- _What the task asks_: Make an exact copy of all the entries, with the pictures left out.

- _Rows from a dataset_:
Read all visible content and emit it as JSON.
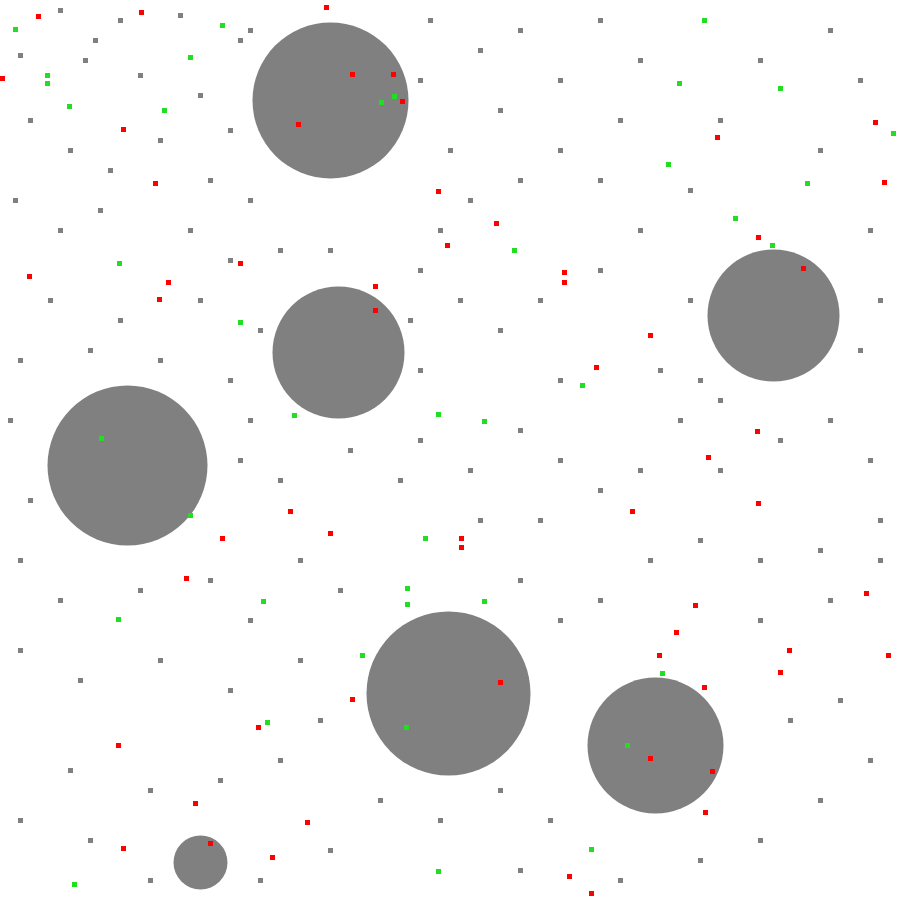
{
  "chart_data": {
    "type": "scatter",
    "tick_labels": false,
    "grid": false,
    "xlim": [
      0,
      900
    ],
    "ylim": [
      901,
      0
    ],
    "series": [
      {
        "color": "#808080",
        "marker": "circle",
        "x": [
          330,
          338,
          773,
          127,
          448,
          655,
          200
        ],
        "y": [
          100,
          352,
          315,
          465,
          693,
          745,
          862
        ],
        "size": [
          78,
          66,
          66,
          80,
          82,
          68,
          27
        ]
      },
      {
        "color": "#808080",
        "marker": "square",
        "x": [
          60,
          95,
          120,
          180,
          240,
          20,
          85,
          140,
          200,
          230,
          30,
          70,
          110,
          160,
          210,
          250,
          15,
          60,
          100,
          190,
          230,
          50,
          120,
          200,
          260,
          20,
          90,
          160,
          230,
          250,
          10,
          30,
          20,
          60,
          140,
          210,
          250,
          300,
          340,
          280,
          240,
          350,
          400,
          420,
          470,
          520,
          560,
          600,
          640,
          680,
          720,
          780,
          830,
          870,
          880,
          820,
          760,
          700,
          650,
          600,
          560,
          520,
          540,
          480,
          20,
          80,
          160,
          230,
          300,
          320,
          280,
          220,
          150,
          70,
          20,
          90,
          150,
          260,
          330,
          380,
          440,
          500,
          550,
          520,
          620,
          700,
          760,
          820,
          870,
          840,
          790,
          760,
          830,
          880,
          430,
          480,
          520,
          560,
          600,
          640,
          620,
          560,
          500,
          450,
          420,
          460,
          500,
          540,
          600,
          640,
          690,
          720,
          760,
          830,
          860,
          820,
          870,
          880,
          860,
          690,
          660,
          700,
          720,
          420,
          440,
          560,
          330,
          280,
          410,
          250,
          420,
          470,
          520,
          600
        ],
        "y": [
          10,
          40,
          20,
          15,
          40,
          55,
          60,
          75,
          95,
          130,
          120,
          150,
          170,
          140,
          180,
          200,
          200,
          230,
          210,
          230,
          260,
          300,
          320,
          300,
          330,
          360,
          350,
          360,
          380,
          420,
          420,
          500,
          560,
          600,
          590,
          580,
          620,
          560,
          590,
          480,
          460,
          450,
          480,
          440,
          470,
          430,
          460,
          490,
          470,
          420,
          470,
          440,
          420,
          460,
          520,
          550,
          560,
          540,
          560,
          600,
          620,
          580,
          520,
          520,
          650,
          680,
          660,
          690,
          660,
          720,
          760,
          780,
          790,
          770,
          820,
          840,
          880,
          880,
          850,
          800,
          820,
          790,
          820,
          870,
          880,
          860,
          840,
          800,
          760,
          700,
          720,
          620,
          600,
          560,
          20,
          50,
          30,
          80,
          20,
          60,
          120,
          150,
          110,
          150,
          80,
          300,
          330,
          300,
          270,
          230,
          190,
          120,
          60,
          30,
          80,
          150,
          230,
          300,
          350,
          300,
          370,
          380,
          400,
          370,
          230,
          380,
          250,
          250,
          320,
          30,
          270,
          200,
          180,
          180
        ]
      },
      {
        "color": "#ff0000",
        "marker": "square",
        "x": [
          38,
          141,
          326,
          2,
          123,
          155,
          352,
          393,
          402,
          298,
          717,
          875,
          884,
          438,
          496,
          447,
          564,
          564,
          240,
          29,
          168,
          159,
          375,
          375,
          650,
          596,
          758,
          803,
          757,
          708,
          758,
          632,
          290,
          330,
          461,
          461,
          222,
          186,
          866,
          695,
          676,
          659,
          789,
          780,
          888,
          500,
          352,
          258,
          704,
          712,
          650,
          705,
          118,
          195,
          307,
          123,
          210,
          272,
          569,
          591
        ],
        "y": [
          16,
          12,
          7,
          78,
          129,
          183,
          74,
          74,
          101,
          124,
          137,
          122,
          182,
          191,
          223,
          245,
          272,
          282,
          263,
          276,
          282,
          299,
          286,
          310,
          335,
          367,
          237,
          268,
          431,
          457,
          503,
          511,
          511,
          533,
          538,
          547,
          538,
          578,
          593,
          605,
          632,
          655,
          650,
          672,
          655,
          682,
          699,
          727,
          687,
          771,
          758,
          812,
          745,
          803,
          822,
          848,
          843,
          857,
          876,
          893
        ]
      },
      {
        "color": "#22dd22",
        "marker": "square",
        "x": [
          15,
          222,
          47,
          47,
          69,
          190,
          164,
          704,
          679,
          780,
          893,
          668,
          807,
          735,
          772,
          514,
          119,
          240,
          381,
          394,
          582,
          438,
          484,
          294,
          101,
          190,
          425,
          407,
          407,
          484,
          263,
          118,
          362,
          662,
          406,
          627,
          267,
          591,
          438,
          74
        ],
        "y": [
          29,
          25,
          75,
          83,
          106,
          57,
          110,
          20,
          83,
          88,
          133,
          164,
          183,
          218,
          245,
          250,
          263,
          322,
          102,
          96,
          385,
          414,
          421,
          415,
          438,
          515,
          538,
          588,
          604,
          601,
          601,
          619,
          655,
          673,
          727,
          745,
          722,
          849,
          871,
          884
        ]
      }
    ]
  }
}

- _Answer to the exercise_:
Read all visible content and emit it as JSON.
{
  "chart_data": {
    "type": "scatter",
    "tick_labels": false,
    "grid": false,
    "xlim": [
      0,
      900
    ],
    "ylim": [
      901,
      0
    ],
    "series": [
      {
        "color": "#808080",
        "marker": "circle",
        "x": [
          330,
          338,
          773,
          127,
          448,
          655,
          200
        ],
        "y": [
          100,
          352,
          315,
          465,
          693,
          745,
          862
        ],
        "size": [
          78,
          66,
          66,
          80,
          82,
          68,
          27
        ]
      },
      {
        "color": "#808080",
        "marker": "square",
        "x": [
          60,
          95,
          120,
          180,
          240,
          20,
          85,
          140,
          200,
          230,
          30,
          70,
          110,
          160,
          210,
          250,
          15,
          60,
          100,
          190,
          230,
          50,
          120,
          200,
          260,
          20,
          90,
          160,
          230,
          250,
          10,
          30,
          20,
          60,
          140,
          210,
          250,
          300,
          340,
          280,
          240,
          350,
          400,
          420,
          470,
          520,
          560,
          600,
          640,
          680,
          720,
          780,
          830,
          870,
          880,
          820,
          760,
          700,
          650,
          600,
          560,
          520,
          540,
          480,
          20,
          80,
          160,
          230,
          300,
          320,
          280,
          220,
          150,
          70,
          20,
          90,
          150,
          260,
          330,
          380,
          440,
          500,
          550,
          520,
          620,
          700,
          760,
          820,
          870,
          840,
          790,
          760,
          830,
          880,
          430,
          480,
          520,
          560,
          600,
          640,
          620,
          560,
          500,
          450,
          420,
          460,
          500,
          540,
          600,
          640,
          690,
          720,
          760,
          830,
          860,
          820,
          870,
          880,
          860,
          690,
          660,
          700,
          720,
          420,
          440,
          560,
          330,
          280,
          410,
          250,
          420,
          470,
          520,
          600
        ],
        "y": [
          10,
          40,
          20,
          15,
          40,
          55,
          60,
          75,
          95,
          130,
          120,
          150,
          170,
          140,
          180,
          200,
          200,
          230,
          210,
          230,
          260,
          300,
          320,
          300,
          330,
          360,
          350,
          360,
          380,
          420,
          420,
          500,
          560,
          600,
          590,
          580,
          620,
          560,
          590,
          480,
          460,
          450,
          480,
          440,
          470,
          430,
          460,
          490,
          470,
          420,
          470,
          440,
          420,
          460,
          520,
          550,
          560,
          540,
          560,
          600,
          620,
          580,
          520,
          520,
          650,
          680,
          660,
          690,
          660,
          720,
          760,
          780,
          790,
          770,
          820,
          840,
          880,
          880,
          850,
          800,
          820,
          790,
          820,
          870,
          880,
          860,
          840,
          800,
          760,
          700,
          720,
          620,
          600,
          560,
          20,
          50,
          30,
          80,
          20,
          60,
          120,
          150,
          110,
          150,
          80,
          300,
          330,
          300,
          270,
          230,
          190,
          120,
          60,
          30,
          80,
          150,
          230,
          300,
          350,
          300,
          370,
          380,
          400,
          370,
          230,
          380,
          250,
          250,
          320,
          30,
          270,
          200,
          180,
          180
        ]
      },
      {
        "color": "#ff0000",
        "marker": "square",
        "x": [
          38,
          141,
          326,
          2,
          123,
          155,
          352,
          393,
          402,
          298,
          717,
          875,
          884,
          438,
          496,
          447,
          564,
          564,
          240,
          29,
          168,
          159,
          375,
          375,
          650,
          596,
          758,
          803,
          757,
          708,
          758,
          632,
          290,
          330,
          461,
          461,
          222,
          186,
          866,
          695,
          676,
          659,
          789,
          780,
          888,
          500,
          352,
          258,
          704,
          712,
          650,
          705,
          118,
          195,
          307,
          123,
          210,
          272,
          569,
          591
        ],
        "y": [
          16,
          12,
          7,
          78,
          129,
          183,
          74,
          74,
          101,
          124,
          137,
          122,
          182,
          191,
          223,
          245,
          272,
          282,
          263,
          276,
          282,
          299,
          286,
          310,
          335,
          367,
          237,
          268,
          431,
          457,
          503,
          511,
          511,
          533,
          538,
          547,
          538,
          578,
          593,
          605,
          632,
          655,
          650,
          672,
          655,
          682,
          699,
          727,
          687,
          771,
          758,
          812,
          745,
          803,
          822,
          848,
          843,
          857,
          876,
          893
        ]
      },
      {
        "color": "#22dd22",
        "marker": "square",
        "x": [
          15,
          222,
          47,
          47,
          69,
          190,
          164,
          704,
          679,
          780,
          893,
          668,
          807,
          735,
          772,
          514,
          119,
          240,
          381,
          394,
          582,
          438,
          484,
          294,
          101,
          190,
          425,
          407,
          407,
          484,
          263,
          118,
          362,
          662,
          406,
          627,
          267,
          591,
          438,
          74
        ],
        "y": [
          29,
          25,
          75,
          83,
          106,
          57,
          110,
          20,
          83,
          88,
          133,
          164,
          183,
          218,
          245,
          250,
          263,
          322,
          102,
          96,
          385,
          414,
          421,
          415,
          438,
          515,
          538,
          588,
          604,
          601,
          601,
          619,
          655,
          673,
          727,
          745,
          722,
          849,
          871,
          884
        ]
      }
    ]
  }
}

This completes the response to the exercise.